* **REQUEST**
Report back each line of the records that contains the string "title".

* **GIVEN DATA**
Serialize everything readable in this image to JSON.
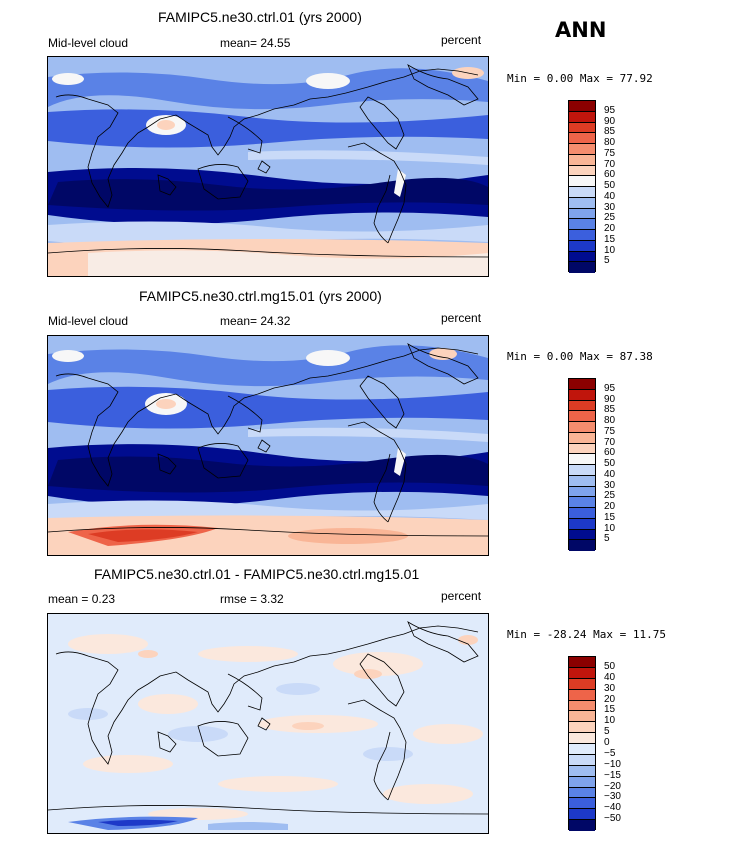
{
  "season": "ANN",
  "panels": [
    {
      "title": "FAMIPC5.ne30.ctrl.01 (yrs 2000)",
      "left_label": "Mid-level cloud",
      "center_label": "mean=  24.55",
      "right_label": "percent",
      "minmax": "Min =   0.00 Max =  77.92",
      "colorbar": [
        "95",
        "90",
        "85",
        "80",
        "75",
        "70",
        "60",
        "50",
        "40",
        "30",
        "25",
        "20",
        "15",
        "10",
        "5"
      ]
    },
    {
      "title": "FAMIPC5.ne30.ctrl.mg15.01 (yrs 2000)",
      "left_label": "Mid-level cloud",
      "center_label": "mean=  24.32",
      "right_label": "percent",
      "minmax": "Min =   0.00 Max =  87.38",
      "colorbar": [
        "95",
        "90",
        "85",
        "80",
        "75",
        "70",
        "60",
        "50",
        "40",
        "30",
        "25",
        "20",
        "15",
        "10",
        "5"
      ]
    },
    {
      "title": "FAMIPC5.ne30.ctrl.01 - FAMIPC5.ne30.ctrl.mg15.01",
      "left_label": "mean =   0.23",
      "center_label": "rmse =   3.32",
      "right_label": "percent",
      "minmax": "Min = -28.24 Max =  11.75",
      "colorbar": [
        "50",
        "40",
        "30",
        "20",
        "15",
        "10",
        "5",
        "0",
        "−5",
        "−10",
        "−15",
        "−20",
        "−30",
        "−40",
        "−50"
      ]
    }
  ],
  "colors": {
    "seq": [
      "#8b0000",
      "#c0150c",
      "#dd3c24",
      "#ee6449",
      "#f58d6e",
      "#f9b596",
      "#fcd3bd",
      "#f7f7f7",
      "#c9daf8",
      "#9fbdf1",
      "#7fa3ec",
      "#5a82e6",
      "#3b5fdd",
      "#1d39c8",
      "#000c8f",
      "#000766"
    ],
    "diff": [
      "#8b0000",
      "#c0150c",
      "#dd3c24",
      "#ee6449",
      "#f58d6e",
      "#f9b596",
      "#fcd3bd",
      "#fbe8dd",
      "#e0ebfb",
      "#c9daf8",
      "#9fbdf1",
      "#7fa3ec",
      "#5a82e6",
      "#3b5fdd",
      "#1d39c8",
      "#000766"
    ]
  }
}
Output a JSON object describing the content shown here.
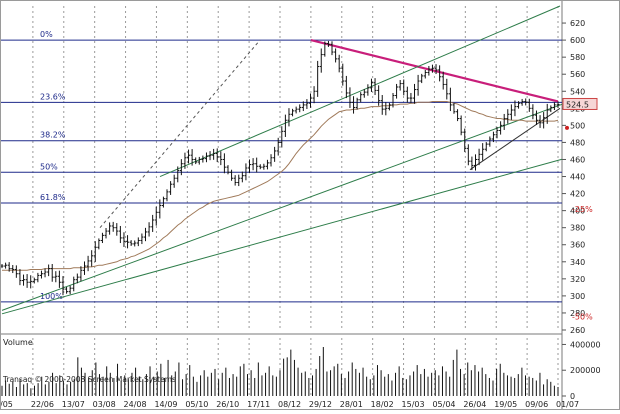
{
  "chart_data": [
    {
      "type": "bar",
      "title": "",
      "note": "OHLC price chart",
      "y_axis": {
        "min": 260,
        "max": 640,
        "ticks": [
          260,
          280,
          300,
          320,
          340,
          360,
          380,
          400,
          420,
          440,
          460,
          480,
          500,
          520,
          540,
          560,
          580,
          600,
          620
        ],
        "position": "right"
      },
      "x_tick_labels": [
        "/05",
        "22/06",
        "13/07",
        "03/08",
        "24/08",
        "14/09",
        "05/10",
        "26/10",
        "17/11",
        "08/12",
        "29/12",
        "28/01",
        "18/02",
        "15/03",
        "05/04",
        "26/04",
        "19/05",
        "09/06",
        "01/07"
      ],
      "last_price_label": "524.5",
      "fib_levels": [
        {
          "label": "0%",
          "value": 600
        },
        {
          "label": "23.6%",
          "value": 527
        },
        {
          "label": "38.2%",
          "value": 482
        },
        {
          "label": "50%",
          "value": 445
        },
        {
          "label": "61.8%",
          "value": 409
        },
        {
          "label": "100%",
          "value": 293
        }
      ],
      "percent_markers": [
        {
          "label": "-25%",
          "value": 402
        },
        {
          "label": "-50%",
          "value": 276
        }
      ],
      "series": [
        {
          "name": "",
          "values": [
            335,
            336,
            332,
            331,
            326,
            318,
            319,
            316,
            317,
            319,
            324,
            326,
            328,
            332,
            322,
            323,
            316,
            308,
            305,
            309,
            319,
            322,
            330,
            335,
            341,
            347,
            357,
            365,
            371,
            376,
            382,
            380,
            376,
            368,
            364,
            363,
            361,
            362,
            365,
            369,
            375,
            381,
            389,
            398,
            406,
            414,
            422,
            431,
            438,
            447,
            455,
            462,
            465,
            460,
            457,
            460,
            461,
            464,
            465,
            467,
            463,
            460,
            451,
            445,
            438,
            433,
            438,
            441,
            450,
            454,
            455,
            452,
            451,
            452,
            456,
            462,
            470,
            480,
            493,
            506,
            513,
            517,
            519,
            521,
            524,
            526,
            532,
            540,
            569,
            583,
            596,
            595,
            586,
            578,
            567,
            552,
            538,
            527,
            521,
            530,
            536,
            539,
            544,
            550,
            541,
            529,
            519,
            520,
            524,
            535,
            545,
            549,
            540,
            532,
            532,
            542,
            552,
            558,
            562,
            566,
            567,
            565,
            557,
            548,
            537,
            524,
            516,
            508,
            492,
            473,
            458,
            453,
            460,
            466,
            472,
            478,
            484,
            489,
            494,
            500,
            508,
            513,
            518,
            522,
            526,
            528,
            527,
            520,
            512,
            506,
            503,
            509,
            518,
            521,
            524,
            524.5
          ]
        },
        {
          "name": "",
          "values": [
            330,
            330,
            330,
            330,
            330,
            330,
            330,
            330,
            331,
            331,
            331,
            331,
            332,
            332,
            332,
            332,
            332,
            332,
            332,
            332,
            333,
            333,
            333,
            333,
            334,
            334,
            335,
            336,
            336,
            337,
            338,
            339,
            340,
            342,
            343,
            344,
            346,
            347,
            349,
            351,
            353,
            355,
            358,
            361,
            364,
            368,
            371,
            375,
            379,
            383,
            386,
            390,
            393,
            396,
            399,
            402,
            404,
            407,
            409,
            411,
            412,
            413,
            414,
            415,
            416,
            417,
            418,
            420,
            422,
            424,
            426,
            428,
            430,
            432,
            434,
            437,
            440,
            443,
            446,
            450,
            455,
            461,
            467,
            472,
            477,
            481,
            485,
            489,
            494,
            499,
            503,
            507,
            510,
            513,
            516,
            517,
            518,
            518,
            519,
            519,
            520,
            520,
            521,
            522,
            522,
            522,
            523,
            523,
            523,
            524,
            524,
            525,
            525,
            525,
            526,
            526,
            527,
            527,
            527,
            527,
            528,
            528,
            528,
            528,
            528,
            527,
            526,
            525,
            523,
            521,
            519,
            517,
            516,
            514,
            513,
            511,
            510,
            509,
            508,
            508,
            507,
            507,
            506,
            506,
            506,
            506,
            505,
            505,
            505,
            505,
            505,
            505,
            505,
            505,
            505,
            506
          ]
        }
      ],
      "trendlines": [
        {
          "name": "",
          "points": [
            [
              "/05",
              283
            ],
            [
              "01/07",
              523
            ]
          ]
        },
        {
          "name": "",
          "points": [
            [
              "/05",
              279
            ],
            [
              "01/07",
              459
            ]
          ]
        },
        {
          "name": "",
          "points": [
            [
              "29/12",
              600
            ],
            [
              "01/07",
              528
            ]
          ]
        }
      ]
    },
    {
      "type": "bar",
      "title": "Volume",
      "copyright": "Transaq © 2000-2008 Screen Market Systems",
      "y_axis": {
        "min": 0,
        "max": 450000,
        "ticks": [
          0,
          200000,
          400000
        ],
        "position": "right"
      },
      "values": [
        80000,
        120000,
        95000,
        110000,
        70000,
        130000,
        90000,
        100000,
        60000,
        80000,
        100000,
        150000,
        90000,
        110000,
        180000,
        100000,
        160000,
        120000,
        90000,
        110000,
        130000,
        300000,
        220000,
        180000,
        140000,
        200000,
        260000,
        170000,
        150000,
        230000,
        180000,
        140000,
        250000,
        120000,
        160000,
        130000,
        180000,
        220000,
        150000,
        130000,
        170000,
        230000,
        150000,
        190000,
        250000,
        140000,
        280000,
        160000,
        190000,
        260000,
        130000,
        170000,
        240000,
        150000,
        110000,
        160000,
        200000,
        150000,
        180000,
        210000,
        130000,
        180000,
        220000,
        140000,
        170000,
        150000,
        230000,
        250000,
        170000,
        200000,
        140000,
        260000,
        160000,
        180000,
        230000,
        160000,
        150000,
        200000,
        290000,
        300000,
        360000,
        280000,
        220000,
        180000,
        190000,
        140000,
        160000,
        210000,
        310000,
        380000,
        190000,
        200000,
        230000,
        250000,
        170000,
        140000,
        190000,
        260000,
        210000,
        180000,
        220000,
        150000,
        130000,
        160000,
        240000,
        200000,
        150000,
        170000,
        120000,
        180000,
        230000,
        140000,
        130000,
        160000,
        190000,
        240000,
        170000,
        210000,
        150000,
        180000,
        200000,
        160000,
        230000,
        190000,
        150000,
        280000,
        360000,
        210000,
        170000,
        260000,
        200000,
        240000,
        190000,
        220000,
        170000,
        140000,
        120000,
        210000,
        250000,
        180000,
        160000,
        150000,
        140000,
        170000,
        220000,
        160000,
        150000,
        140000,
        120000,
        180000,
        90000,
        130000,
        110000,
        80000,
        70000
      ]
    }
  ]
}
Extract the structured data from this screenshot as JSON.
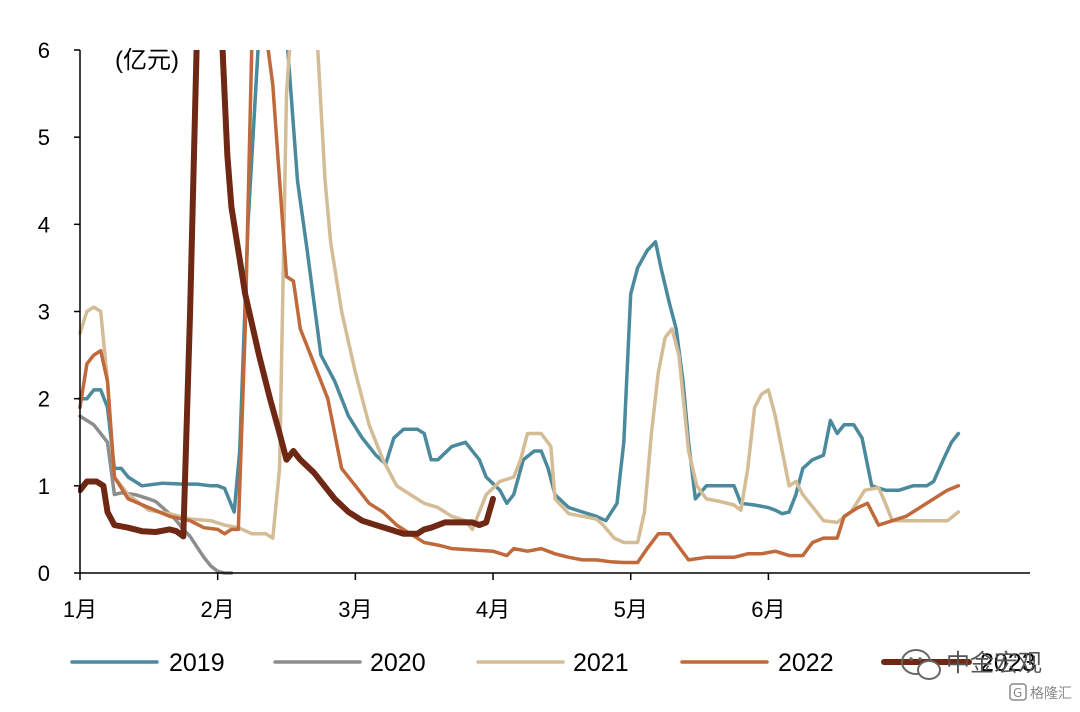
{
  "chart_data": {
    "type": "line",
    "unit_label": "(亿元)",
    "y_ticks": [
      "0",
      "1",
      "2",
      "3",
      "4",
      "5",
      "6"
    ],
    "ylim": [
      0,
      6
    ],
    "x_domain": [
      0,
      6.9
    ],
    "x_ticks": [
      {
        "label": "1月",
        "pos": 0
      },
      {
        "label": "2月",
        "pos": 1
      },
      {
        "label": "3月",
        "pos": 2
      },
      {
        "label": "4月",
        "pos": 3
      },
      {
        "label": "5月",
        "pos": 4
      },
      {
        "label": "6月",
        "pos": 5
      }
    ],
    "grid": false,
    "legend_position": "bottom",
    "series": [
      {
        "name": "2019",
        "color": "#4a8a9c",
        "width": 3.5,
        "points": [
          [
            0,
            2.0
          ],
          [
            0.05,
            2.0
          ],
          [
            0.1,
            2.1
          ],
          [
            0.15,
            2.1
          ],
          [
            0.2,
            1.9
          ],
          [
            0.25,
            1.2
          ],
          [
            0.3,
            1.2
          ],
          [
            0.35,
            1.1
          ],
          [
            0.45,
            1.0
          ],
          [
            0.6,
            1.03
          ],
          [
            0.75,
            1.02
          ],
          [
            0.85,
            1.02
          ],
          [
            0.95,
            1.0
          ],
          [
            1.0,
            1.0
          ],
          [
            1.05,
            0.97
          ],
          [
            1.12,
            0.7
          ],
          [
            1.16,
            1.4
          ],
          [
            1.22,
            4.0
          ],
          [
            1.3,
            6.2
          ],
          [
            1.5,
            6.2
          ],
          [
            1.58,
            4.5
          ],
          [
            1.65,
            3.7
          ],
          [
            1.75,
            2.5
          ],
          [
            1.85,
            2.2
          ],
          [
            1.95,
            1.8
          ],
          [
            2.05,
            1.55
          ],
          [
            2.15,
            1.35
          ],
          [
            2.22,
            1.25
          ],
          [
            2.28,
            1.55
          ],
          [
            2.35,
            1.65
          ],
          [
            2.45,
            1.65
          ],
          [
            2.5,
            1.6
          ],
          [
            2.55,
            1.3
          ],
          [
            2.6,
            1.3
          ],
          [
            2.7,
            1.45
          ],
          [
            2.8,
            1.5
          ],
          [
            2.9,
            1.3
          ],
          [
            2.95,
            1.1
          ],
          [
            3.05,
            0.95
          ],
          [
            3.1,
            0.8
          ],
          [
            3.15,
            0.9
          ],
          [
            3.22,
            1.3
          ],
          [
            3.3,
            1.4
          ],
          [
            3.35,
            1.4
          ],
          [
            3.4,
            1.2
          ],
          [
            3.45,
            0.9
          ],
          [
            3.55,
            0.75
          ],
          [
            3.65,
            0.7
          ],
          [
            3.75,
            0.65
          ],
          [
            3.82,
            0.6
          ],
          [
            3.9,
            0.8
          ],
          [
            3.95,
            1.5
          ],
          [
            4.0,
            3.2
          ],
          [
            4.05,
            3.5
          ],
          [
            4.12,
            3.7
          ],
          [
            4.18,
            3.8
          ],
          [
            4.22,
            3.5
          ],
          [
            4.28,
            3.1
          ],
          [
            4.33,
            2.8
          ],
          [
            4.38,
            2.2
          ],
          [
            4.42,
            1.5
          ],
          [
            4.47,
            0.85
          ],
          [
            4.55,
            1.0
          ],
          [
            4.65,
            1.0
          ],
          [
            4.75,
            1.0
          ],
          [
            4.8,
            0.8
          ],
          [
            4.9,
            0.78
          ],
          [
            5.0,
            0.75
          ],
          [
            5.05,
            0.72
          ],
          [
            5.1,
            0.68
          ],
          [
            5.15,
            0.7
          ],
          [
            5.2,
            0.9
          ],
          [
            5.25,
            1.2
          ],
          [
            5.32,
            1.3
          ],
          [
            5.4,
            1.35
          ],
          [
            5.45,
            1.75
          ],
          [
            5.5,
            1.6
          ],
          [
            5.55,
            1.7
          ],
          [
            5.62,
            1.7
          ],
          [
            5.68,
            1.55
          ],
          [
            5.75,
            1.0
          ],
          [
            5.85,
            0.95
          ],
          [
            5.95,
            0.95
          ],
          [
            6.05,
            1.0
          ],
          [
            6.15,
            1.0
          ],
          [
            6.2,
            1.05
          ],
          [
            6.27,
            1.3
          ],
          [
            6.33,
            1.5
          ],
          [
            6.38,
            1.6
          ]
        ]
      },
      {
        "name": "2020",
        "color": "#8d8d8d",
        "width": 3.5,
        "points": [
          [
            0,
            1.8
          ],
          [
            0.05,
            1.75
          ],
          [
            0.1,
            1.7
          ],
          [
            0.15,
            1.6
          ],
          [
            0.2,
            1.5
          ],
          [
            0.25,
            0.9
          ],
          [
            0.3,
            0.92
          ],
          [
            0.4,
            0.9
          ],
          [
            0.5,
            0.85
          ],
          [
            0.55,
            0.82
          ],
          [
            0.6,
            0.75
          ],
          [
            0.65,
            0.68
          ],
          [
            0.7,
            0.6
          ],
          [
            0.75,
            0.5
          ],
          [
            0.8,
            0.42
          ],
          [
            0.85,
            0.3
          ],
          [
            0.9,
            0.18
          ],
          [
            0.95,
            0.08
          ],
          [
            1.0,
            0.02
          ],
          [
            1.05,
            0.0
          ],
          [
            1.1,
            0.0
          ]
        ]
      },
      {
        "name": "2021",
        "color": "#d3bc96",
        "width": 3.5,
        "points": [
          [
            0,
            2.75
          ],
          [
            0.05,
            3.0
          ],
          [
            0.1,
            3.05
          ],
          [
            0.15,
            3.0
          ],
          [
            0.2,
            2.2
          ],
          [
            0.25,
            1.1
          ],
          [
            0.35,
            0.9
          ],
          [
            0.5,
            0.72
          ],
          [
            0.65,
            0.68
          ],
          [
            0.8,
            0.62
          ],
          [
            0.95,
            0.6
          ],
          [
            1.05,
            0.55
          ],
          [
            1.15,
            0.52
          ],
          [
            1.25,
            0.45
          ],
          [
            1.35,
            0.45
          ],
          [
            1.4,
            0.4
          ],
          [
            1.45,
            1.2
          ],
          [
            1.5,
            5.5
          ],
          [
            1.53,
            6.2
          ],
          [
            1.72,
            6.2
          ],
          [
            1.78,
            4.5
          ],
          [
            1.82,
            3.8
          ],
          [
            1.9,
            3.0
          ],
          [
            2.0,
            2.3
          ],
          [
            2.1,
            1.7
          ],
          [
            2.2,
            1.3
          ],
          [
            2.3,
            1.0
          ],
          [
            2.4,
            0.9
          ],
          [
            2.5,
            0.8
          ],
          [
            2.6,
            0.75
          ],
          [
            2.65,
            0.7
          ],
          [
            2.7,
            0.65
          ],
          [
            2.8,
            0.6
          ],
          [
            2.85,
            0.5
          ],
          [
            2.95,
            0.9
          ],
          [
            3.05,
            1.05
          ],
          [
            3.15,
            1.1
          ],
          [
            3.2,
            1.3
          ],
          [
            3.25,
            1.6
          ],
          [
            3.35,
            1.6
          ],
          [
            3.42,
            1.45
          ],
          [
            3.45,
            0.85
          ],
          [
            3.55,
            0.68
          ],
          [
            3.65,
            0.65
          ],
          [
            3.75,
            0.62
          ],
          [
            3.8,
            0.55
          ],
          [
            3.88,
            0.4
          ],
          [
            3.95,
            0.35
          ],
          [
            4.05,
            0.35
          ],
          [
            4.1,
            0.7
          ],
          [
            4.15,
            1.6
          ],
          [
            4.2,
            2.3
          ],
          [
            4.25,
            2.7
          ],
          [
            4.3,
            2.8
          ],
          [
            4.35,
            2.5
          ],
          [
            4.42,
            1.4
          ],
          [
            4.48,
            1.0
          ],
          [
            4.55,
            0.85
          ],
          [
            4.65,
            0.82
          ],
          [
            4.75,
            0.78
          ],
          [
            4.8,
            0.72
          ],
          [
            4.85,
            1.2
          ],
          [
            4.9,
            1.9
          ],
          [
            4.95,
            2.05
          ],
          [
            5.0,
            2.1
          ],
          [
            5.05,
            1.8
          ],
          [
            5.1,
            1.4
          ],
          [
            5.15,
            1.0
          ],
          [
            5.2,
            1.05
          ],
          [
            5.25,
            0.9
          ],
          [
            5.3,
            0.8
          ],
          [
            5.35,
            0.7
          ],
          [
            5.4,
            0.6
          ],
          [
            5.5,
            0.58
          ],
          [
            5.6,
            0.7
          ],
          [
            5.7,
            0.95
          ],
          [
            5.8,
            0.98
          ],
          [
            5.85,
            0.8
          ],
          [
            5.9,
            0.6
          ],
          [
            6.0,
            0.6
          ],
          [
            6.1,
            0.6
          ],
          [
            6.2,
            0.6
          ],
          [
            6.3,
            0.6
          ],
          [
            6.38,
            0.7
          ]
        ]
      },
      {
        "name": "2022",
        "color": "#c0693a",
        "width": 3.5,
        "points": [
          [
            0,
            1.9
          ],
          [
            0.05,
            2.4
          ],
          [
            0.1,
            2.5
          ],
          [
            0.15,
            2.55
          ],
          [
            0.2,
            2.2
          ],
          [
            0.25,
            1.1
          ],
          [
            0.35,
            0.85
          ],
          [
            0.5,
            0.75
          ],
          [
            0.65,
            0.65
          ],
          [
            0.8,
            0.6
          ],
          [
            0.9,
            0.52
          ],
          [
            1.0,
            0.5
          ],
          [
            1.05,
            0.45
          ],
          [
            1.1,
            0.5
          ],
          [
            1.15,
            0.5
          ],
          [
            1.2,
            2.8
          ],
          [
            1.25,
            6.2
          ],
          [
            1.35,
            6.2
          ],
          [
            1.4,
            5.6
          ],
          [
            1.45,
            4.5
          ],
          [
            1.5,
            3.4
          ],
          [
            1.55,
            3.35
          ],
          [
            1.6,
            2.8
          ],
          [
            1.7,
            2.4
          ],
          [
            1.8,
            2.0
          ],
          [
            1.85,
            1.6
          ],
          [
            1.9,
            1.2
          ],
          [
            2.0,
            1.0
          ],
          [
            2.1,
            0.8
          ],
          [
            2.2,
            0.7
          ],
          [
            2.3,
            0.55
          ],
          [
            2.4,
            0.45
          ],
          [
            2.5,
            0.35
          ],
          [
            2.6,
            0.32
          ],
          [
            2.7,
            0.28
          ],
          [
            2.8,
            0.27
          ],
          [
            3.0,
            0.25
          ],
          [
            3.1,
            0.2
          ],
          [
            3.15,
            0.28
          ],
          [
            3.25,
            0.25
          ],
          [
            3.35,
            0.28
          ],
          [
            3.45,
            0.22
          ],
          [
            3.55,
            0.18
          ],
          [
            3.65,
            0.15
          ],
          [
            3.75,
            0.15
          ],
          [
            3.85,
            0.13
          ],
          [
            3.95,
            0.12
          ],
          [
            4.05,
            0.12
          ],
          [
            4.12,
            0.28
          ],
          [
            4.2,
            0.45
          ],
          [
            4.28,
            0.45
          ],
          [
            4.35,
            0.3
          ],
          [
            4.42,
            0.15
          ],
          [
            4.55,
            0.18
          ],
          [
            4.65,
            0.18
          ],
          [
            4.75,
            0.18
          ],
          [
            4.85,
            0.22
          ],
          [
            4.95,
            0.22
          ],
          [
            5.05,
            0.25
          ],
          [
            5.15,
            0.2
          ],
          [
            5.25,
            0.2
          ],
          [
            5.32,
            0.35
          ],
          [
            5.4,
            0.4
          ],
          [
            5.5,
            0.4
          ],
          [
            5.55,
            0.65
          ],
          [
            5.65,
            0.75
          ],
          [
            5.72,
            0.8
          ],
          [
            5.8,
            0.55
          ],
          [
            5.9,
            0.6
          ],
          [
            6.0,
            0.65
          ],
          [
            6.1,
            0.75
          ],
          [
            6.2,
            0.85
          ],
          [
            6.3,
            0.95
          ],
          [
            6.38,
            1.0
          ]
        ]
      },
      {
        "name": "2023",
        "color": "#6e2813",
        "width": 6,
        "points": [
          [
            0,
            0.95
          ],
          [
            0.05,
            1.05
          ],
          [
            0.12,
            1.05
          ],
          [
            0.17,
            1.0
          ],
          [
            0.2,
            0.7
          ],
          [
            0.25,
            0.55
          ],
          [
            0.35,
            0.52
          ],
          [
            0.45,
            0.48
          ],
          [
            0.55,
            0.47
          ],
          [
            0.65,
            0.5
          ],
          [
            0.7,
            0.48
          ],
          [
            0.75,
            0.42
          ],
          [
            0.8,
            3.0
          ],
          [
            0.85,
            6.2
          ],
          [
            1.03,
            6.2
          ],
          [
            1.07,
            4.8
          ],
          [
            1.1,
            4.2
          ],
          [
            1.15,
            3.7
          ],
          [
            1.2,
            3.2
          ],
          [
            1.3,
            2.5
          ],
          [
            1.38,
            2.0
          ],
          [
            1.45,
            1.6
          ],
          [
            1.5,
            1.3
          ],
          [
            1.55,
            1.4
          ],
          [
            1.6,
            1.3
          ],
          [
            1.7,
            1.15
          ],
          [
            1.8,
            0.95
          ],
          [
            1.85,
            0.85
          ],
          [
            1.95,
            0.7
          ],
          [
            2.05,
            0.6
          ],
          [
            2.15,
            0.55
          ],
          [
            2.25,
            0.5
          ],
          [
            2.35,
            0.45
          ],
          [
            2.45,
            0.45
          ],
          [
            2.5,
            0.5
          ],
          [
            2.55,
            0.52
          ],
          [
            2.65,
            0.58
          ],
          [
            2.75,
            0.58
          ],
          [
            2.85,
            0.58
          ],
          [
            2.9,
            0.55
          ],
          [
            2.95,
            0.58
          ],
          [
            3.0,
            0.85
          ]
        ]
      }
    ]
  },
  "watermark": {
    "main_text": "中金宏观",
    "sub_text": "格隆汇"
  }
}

* **ANSWER**
      "title": "FAMIPC5.ne30.ctrl.01 (yrs 2000)",
      "title": "FAMIPC5.ne30.ctrl.mg15.01 (yrs 2000)",
      "title": "FAMIPC5.ne30.ctrl.01 - FAMIPC5.ne30.ctrl.mg15.01",
      "title": "",
      "title": "Volume",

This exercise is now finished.